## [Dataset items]
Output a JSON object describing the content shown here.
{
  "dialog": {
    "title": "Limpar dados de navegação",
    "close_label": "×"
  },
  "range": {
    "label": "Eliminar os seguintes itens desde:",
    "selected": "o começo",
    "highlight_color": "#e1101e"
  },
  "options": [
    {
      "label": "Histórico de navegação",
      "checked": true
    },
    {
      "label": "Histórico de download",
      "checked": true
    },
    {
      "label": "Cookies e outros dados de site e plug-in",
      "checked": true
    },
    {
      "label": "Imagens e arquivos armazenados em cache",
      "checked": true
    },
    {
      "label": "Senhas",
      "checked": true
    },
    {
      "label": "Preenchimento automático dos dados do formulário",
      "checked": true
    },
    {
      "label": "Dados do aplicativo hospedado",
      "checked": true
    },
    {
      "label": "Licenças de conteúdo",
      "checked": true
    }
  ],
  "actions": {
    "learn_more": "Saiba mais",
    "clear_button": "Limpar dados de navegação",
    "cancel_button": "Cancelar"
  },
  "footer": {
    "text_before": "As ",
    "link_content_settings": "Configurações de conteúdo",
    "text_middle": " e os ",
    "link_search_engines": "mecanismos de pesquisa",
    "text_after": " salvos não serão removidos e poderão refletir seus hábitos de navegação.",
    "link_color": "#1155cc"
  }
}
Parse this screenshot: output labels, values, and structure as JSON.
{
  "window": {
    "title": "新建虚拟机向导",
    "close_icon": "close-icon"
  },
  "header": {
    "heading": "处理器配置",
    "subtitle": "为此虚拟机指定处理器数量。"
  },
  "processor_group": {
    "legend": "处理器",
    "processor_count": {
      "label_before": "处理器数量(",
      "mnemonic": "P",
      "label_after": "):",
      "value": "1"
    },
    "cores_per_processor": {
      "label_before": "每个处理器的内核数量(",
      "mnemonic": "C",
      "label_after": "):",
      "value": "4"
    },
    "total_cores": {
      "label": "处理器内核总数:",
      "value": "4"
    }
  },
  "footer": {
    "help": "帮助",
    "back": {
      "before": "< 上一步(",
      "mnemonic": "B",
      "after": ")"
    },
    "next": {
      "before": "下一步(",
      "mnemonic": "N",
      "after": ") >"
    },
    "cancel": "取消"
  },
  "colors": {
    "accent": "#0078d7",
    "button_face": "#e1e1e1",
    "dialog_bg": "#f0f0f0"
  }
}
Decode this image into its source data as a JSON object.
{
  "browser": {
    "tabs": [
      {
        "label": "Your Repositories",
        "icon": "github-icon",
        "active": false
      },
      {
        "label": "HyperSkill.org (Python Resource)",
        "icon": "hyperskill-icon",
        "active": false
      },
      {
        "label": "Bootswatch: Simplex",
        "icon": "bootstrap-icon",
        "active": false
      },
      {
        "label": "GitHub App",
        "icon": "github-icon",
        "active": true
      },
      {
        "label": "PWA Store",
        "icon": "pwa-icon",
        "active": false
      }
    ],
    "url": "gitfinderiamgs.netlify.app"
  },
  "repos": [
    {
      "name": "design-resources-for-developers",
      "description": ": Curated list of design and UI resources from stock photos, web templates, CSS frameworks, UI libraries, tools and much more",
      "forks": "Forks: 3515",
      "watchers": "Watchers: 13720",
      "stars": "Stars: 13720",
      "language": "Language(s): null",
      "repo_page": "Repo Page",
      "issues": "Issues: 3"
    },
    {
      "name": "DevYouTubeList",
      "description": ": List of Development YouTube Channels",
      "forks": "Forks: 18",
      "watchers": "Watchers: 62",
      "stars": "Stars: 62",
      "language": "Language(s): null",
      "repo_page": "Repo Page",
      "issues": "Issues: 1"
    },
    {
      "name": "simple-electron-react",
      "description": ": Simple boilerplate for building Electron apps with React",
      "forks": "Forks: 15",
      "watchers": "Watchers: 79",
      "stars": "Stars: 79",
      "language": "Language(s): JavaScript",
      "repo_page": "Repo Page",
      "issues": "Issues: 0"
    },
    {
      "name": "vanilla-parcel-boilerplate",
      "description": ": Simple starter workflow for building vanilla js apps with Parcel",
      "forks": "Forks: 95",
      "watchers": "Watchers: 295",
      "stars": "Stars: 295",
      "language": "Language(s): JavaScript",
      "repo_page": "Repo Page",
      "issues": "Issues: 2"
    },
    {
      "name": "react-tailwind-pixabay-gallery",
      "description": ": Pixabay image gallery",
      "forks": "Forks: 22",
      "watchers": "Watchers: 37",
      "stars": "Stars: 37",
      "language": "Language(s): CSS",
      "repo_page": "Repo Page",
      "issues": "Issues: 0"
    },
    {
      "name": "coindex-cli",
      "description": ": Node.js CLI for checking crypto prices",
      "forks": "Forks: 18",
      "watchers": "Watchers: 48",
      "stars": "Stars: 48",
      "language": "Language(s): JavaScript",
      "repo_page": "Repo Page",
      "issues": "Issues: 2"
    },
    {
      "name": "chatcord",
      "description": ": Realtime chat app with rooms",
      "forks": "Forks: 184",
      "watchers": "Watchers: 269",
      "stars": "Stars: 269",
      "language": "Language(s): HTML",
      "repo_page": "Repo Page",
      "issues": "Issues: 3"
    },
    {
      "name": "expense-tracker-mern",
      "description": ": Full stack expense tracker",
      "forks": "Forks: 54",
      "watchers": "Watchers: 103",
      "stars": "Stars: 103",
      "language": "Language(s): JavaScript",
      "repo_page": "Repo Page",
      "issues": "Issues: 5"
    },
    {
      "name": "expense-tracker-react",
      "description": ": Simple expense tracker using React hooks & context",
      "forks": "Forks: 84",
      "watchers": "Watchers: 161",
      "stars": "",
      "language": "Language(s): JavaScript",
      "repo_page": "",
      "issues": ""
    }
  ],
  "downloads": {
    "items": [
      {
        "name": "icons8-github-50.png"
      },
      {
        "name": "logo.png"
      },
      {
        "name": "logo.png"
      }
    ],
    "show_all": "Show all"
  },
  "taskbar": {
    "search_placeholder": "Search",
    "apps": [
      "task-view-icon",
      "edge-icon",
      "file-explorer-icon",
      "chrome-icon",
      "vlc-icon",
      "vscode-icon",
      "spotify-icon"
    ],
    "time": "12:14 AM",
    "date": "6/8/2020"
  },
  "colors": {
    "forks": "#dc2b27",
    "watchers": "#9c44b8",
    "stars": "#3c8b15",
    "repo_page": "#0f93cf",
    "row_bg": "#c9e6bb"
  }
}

## [Instruction]
Determine the number of lines in these entries that contain the word "design", and write only that number.

## [Result of this task]
2